start MATERIAL SUPPLIED

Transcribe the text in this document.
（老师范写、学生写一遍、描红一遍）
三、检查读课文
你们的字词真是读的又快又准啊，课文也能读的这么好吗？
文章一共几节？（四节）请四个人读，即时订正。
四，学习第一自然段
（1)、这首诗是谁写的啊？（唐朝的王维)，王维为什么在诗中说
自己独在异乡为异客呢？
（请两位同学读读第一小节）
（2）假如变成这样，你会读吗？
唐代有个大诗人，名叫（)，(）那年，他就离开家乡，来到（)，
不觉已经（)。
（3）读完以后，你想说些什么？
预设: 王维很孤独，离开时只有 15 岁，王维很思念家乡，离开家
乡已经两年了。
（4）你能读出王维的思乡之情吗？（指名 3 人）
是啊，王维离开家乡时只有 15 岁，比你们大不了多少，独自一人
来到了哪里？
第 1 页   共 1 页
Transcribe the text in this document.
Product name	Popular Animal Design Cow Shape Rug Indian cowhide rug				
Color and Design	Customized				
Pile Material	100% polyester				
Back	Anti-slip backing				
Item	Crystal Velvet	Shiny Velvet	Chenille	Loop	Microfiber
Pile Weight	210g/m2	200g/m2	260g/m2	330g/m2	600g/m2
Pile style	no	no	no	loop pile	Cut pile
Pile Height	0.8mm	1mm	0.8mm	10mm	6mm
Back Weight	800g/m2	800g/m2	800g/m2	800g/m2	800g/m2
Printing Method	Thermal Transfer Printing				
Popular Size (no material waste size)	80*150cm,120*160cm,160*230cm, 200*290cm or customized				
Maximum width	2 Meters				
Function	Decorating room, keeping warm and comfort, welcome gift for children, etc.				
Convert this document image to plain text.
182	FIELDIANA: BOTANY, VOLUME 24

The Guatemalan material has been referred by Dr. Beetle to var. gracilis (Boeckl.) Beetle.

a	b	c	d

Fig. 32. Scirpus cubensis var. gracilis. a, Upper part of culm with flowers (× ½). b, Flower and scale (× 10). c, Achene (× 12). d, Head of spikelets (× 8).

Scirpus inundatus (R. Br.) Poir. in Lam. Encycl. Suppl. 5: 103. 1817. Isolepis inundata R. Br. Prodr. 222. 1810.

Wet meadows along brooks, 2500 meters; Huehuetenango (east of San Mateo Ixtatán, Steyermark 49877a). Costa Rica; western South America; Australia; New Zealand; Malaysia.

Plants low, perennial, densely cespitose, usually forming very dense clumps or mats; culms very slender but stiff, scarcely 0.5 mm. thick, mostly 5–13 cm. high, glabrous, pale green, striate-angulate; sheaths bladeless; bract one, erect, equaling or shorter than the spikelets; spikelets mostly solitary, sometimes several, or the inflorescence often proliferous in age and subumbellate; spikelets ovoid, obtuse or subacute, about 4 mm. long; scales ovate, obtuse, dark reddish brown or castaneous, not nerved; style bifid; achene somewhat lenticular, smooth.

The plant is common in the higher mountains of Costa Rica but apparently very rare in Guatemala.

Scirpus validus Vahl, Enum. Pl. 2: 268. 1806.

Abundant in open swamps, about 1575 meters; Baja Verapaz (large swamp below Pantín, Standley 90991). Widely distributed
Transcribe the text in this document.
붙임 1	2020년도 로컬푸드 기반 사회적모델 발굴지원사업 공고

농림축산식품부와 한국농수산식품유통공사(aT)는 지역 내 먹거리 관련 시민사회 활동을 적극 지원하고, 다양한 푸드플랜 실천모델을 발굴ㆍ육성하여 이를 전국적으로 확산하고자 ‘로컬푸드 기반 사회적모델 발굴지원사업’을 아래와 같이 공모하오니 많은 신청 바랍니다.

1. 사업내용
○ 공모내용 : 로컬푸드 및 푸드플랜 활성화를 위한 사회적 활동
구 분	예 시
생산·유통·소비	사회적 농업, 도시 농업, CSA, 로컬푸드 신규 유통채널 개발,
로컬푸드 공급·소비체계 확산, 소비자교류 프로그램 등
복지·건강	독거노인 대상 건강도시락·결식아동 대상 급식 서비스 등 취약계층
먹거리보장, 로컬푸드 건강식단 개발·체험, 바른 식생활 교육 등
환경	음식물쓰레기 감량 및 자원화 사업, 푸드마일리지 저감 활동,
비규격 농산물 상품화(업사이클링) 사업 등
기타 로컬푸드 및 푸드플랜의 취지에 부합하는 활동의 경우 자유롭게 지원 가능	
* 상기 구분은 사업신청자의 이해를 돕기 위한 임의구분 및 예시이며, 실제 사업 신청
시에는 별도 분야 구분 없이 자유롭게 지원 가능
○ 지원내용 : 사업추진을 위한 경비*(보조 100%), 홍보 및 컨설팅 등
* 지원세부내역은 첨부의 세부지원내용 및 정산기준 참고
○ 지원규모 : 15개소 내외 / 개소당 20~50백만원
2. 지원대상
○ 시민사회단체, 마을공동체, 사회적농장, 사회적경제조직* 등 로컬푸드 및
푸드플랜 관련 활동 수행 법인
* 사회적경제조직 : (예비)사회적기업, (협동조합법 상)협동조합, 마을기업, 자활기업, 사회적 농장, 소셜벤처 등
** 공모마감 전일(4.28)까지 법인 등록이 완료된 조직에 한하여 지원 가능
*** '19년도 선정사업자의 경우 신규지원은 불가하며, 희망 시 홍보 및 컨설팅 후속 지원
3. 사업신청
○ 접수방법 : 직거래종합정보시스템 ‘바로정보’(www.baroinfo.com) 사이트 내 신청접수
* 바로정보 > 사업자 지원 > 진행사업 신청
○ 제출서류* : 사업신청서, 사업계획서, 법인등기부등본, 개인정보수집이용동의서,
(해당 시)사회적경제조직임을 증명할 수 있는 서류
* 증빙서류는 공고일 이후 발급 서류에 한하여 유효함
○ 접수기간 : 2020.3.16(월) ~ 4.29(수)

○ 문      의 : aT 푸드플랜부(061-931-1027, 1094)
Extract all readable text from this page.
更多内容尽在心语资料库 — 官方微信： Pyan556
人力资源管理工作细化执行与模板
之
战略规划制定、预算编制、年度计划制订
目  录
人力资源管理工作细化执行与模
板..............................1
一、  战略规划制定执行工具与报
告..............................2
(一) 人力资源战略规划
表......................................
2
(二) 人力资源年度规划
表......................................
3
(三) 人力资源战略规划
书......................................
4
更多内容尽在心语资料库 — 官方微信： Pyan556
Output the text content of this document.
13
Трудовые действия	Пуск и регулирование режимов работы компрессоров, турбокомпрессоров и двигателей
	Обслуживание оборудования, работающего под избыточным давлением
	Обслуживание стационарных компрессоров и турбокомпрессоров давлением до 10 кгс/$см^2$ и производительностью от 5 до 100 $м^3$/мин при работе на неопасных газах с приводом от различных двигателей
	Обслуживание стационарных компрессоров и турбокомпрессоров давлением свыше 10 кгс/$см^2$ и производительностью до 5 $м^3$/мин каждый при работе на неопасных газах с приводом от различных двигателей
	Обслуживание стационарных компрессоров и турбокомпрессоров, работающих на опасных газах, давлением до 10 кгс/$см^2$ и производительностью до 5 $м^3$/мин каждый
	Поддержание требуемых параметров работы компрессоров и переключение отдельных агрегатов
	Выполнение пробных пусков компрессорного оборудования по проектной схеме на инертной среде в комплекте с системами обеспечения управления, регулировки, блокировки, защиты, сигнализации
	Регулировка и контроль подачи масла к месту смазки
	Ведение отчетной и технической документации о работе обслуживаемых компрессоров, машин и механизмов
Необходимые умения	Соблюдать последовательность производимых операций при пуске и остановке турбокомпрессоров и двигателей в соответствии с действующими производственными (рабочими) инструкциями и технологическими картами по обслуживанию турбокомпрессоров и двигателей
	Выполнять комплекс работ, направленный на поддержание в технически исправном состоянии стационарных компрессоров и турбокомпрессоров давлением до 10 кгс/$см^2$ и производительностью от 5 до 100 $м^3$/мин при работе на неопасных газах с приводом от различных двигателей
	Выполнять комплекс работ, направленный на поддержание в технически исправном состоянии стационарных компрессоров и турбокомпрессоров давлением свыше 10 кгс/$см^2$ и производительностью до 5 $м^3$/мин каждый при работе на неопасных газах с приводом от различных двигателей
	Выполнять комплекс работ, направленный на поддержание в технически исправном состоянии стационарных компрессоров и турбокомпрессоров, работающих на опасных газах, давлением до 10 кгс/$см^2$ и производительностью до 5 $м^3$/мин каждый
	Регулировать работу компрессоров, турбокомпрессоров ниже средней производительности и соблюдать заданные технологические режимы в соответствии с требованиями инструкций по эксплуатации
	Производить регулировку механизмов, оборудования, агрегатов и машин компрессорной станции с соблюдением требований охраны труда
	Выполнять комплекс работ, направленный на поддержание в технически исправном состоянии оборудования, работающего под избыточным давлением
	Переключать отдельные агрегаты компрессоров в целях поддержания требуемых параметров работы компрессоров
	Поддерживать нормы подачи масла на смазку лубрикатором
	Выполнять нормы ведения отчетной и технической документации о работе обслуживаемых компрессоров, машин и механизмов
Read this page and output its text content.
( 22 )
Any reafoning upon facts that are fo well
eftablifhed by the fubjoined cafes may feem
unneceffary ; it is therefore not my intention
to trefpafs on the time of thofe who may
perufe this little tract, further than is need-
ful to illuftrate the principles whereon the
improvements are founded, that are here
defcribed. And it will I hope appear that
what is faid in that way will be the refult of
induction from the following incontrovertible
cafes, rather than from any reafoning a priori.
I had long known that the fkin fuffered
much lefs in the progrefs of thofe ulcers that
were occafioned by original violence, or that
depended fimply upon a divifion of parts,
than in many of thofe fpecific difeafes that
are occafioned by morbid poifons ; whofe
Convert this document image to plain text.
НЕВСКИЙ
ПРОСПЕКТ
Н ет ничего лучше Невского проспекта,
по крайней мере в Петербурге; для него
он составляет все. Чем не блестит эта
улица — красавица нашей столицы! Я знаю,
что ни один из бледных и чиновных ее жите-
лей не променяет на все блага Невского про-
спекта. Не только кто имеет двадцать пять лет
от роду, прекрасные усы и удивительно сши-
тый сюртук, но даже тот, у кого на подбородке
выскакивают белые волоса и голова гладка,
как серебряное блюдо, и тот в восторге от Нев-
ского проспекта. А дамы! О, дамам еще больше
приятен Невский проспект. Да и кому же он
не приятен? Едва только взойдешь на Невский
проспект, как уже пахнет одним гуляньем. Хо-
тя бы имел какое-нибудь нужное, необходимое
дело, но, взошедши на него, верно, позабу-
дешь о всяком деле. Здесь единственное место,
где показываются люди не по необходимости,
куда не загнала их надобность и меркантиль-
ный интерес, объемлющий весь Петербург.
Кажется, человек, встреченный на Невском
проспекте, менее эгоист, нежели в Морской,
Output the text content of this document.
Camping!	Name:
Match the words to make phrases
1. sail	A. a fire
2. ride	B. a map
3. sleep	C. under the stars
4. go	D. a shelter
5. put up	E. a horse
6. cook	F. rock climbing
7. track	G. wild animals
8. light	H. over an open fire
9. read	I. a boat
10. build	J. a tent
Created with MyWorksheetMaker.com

end MATERIAL SUPPLIED

- WHAT THIS TASK INVOLVES
Check all the records above and select each line where the string "gracilis" is found.

- PROBLEM SOLUTION
The Guatemalan material has been referred by Dr. Beetle to var. gracilis (Boeckl.) Beetle.
Fig. 32. Scirpus cubensis var. gracilis. a, Upper part of culm with flowers (× ½). b, Flower and scale (× 10). c, Achene (× 12). d, Head of spikelets (× 8).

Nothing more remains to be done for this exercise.